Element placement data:
========

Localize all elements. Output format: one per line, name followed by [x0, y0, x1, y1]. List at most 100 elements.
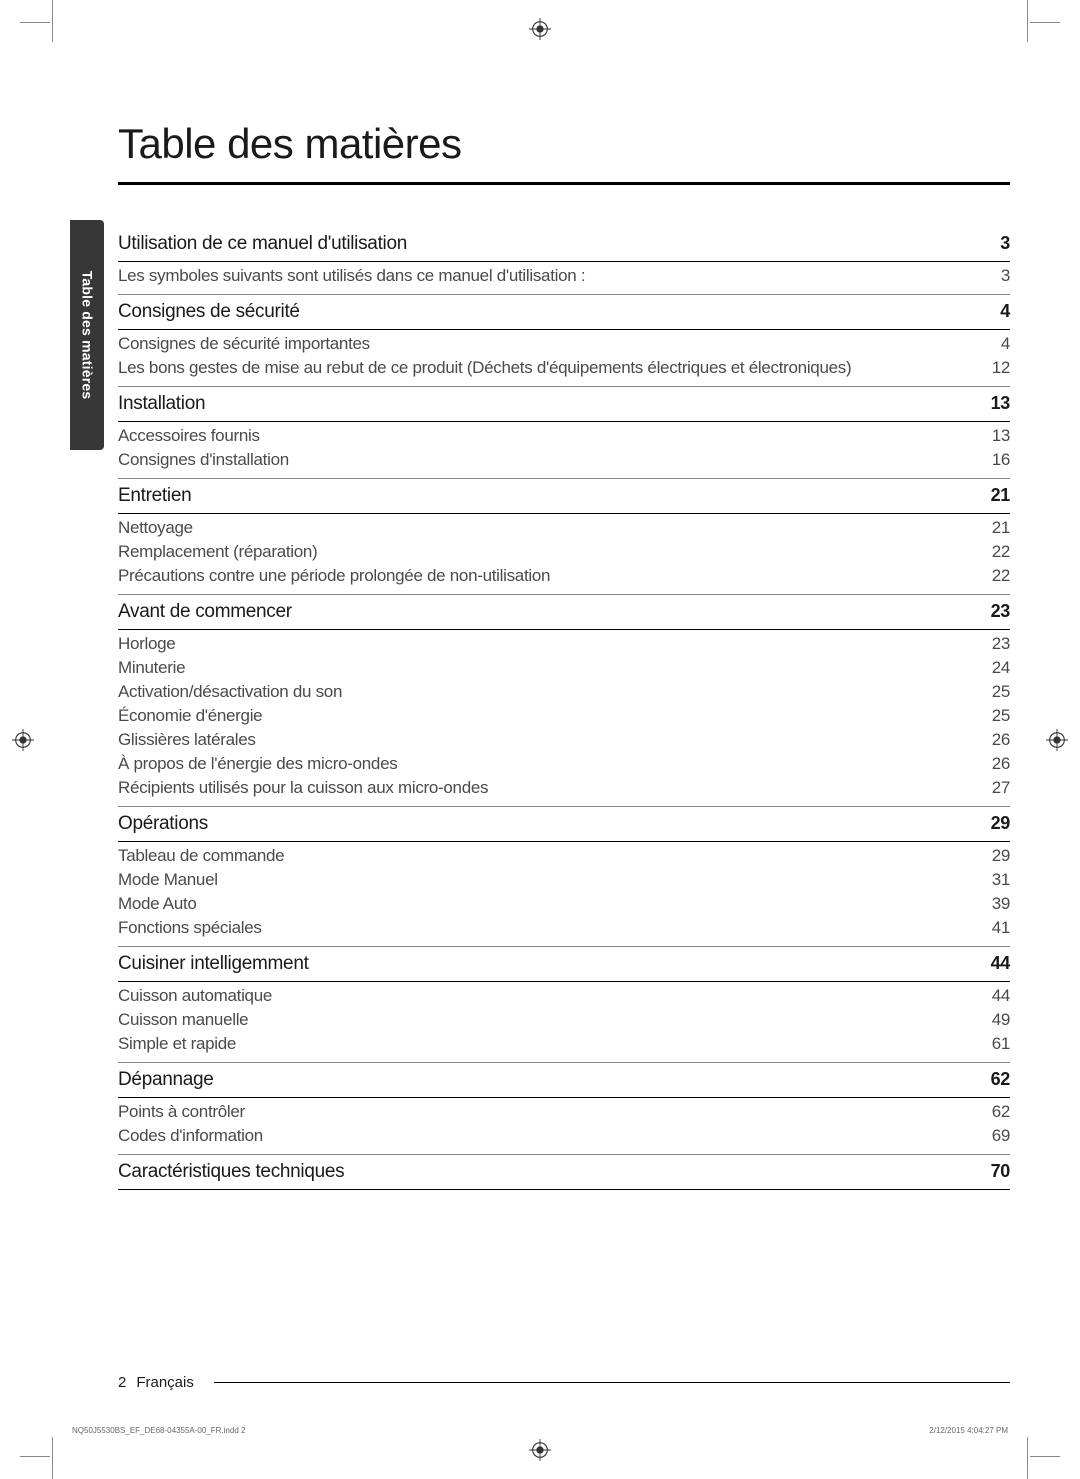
toc-item-label: Économie d'énergie — [118, 706, 262, 726]
toc-item-row: Glissières latérales26 — [118, 730, 1010, 750]
toc-item-row: Remplacement (réparation) 22 — [118, 542, 1010, 562]
toc-item-page: 22 — [992, 542, 1010, 562]
toc-group: Cuisiner intelligemment44Cuisson automat… — [118, 953, 1010, 1063]
table-of-contents: Utilisation de ce manuel d'utilisation3L… — [118, 233, 1010, 1190]
toc-group: Opérations 29 Tableau de commande 29 Mode Ma… — [118, 813, 1010, 947]
toc-item-page: 69 — [992, 1126, 1010, 1146]
toc-section-page: 29 — [991, 813, 1010, 834]
indd-timestamp: 2/12/2015 4:04:27 PM — [929, 1426, 1008, 1435]
toc-section-page: 62 — [991, 1069, 1010, 1090]
crop-mark — [1030, 1407, 1060, 1457]
toc-section-label: Caractéristiques techniques — [118, 1161, 344, 1183]
toc-item-label: Récipients utilisés pour la cuisson aux … — [118, 778, 488, 798]
toc-item-row: Mode Auto 39 — [118, 894, 1010, 914]
toc-section-label: Installation — [118, 393, 205, 415]
toc-item-row: À propos de l'énergie des micro-ondes 26 — [118, 754, 1010, 774]
registration-mark-icon — [529, 1439, 551, 1461]
toc-item-page: 12 — [992, 358, 1010, 378]
toc-section-page: 70 — [991, 1161, 1010, 1182]
toc-item-page: 39 — [992, 894, 1010, 914]
toc-item-label: Consignes de sécurité importantes — [118, 334, 370, 354]
indd-file: NQ50J5530BS_EF_DE68-04355A-00_FR.indd 2 — [72, 1426, 245, 1435]
title-underline — [118, 182, 1010, 185]
toc-item-label: Mode Auto — [118, 894, 197, 914]
indesign-slug: NQ50J5530BS_EF_DE68-04355A-00_FR.indd 2 … — [72, 1426, 1008, 1435]
toc-item-page: 23 — [992, 634, 1010, 654]
toc-item-page: 13 — [992, 426, 1010, 446]
toc-item-row: Précautions contre une période prolongée… — [118, 566, 1010, 586]
toc-item-row: Codes d'information 69 — [118, 1126, 1010, 1146]
toc-item-label: Cuisson manuelle — [118, 1010, 248, 1030]
toc-item-page: 25 — [992, 706, 1010, 726]
toc-item-page: 49 — [992, 1010, 1010, 1030]
toc-item-row: Activation/désactivation du son25 — [118, 682, 1010, 702]
toc-item-label: Mode Manuel — [118, 870, 218, 890]
toc-section-page: 3 — [1000, 233, 1010, 254]
toc-item-underline — [118, 946, 1010, 947]
toc-item-label: Précautions contre une période prolongée… — [118, 566, 550, 586]
toc-section-row: Installation13 — [118, 393, 1010, 422]
toc-item-label: Nettoyage — [118, 518, 193, 538]
toc-section-row: Consignes de sécurité4 — [118, 301, 1010, 330]
toc-item-label: Points à contrôler — [118, 1102, 245, 1122]
toc-section-row: Cuisiner intelligemment 44 — [118, 953, 1010, 982]
toc-item-row: Cuisson automatique 44 — [118, 986, 1010, 1006]
page-content: Table des matières Table des matières Ut… — [70, 60, 1010, 1419]
toc-item-row: Fonctions spéciales 41 — [118, 918, 1010, 938]
toc-item-page: 29 — [992, 846, 1010, 866]
toc-section-label: Dépannage — [118, 1069, 214, 1091]
toc-section-label: Opérations — [118, 813, 208, 835]
registration-mark-icon — [529, 18, 551, 40]
toc-item-row: Horloge 23 — [118, 634, 1010, 654]
toc-section-page: 44 — [991, 953, 1010, 974]
toc-item-page: 24 — [992, 658, 1010, 678]
toc-item-page: 3 — [1001, 266, 1010, 286]
footer-rule — [214, 1382, 1010, 1383]
page-footer: 2 Français — [118, 1374, 1010, 1391]
toc-item-label: Tableau de commande — [118, 846, 284, 866]
toc-item-underline — [118, 594, 1010, 595]
toc-item-label: Codes d'information — [118, 1126, 263, 1146]
toc-item-row: Tableau de commande 29 — [118, 846, 1010, 866]
toc-item-label: Cuisson automatique — [118, 986, 272, 1006]
toc-section-page: 4 — [1000, 301, 1010, 322]
toc-group: Avant de commencer23Horloge23Minuterie24… — [118, 601, 1010, 807]
toc-item-page: 41 — [992, 918, 1010, 938]
toc-item-row: Points à contrôler62 — [118, 1102, 1010, 1122]
toc-item-page: 26 — [992, 754, 1010, 774]
toc-item-page: 16 — [992, 450, 1010, 470]
toc-item-label: Fonctions spéciales — [118, 918, 262, 938]
toc-item-label: Remplacement (réparation) — [118, 542, 317, 562]
toc-section-label: Entretien — [118, 485, 191, 507]
toc-item-page: 31 — [992, 870, 1010, 890]
toc-group: Caractéristiques techniques 70 — [118, 1161, 1010, 1190]
registration-mark-icon — [1046, 729, 1068, 751]
toc-item-label: Horloge — [118, 634, 175, 654]
toc-group: Dépannage 62 Points à contrôler62 Codes d'i… — [118, 1069, 1010, 1155]
toc-item-page: 44 — [992, 986, 1010, 1006]
toc-item-row: Accessoires fournis13 — [118, 426, 1010, 446]
toc-item-underline — [118, 1154, 1010, 1155]
toc-item-label: Les symboles suivants sont utilisés dans… — [118, 266, 585, 286]
toc-item-underline — [118, 806, 1010, 807]
toc-section-label: Cuisiner intelligemment — [118, 953, 309, 975]
crop-mark — [52, 1437, 102, 1479]
toc-item-row: Simple et rapide61 — [118, 1034, 1010, 1054]
toc-item-page: 4 — [1001, 334, 1010, 354]
toc-item-underline — [118, 1062, 1010, 1063]
toc-section-row: Dépannage 62 — [118, 1069, 1010, 1098]
toc-item-row: Cuisson manuelle 49 — [118, 1010, 1010, 1030]
crop-mark — [1030, 22, 1060, 72]
toc-item-label: Simple et rapide — [118, 1034, 236, 1054]
crop-mark — [52, 0, 102, 42]
registration-mark-icon — [12, 729, 34, 751]
side-tab-label: Table des matières — [79, 271, 95, 400]
toc-item-label: Activation/désactivation du son — [118, 682, 342, 702]
toc-item-row: Consignes d'installation16 — [118, 450, 1010, 470]
page-title: Table des matières — [118, 120, 1010, 168]
toc-item-underline — [118, 478, 1010, 479]
toc-group: Entretien21Nettoyage21Remplacement (répa… — [118, 485, 1010, 595]
toc-item-row: Récipients utilisés pour la cuisson aux … — [118, 778, 1010, 798]
toc-item-label: À propos de l'énergie des micro-ondes — [118, 754, 397, 774]
toc-item-underline — [118, 386, 1010, 387]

========

What is asked:
Repeat the items above from the line containing "toc-item-label: Économie d'énergie" through the line containing "toc-item-label: Récipients utilisés", including both of those lines.

Task result:
toc-item-label: Économie d'énergie — [118, 706, 262, 726]
toc-item-row: Glissières latérales26 — [118, 730, 1010, 750]
toc-item-row: Remplacement (réparation) 22 — [118, 542, 1010, 562]
toc-item-page: 22 — [992, 542, 1010, 562]
toc-group: Cuisiner intelligemment44Cuisson automat… — [118, 953, 1010, 1063]
table-of-contents: Utilisation de ce manuel d'utilisation3L… — [118, 233, 1010, 1190]
toc-group: Opérations 29 Tableau de commande 29 Mode Ma… — [118, 813, 1010, 947]
toc-item-page: 69 — [992, 1126, 1010, 1146]
toc-section-page: 29 — [991, 813, 1010, 834]
indd-timestamp: 2/12/2015 4:04:27 PM — [929, 1426, 1008, 1435]
toc-section-page: 62 — [991, 1069, 1010, 1090]
crop-mark — [1030, 1407, 1060, 1457]
toc-section-label: Caractéristiques techniques — [118, 1161, 344, 1183]
toc-item-label: Récipients utilisés pour la cuisson aux … — [118, 778, 488, 798]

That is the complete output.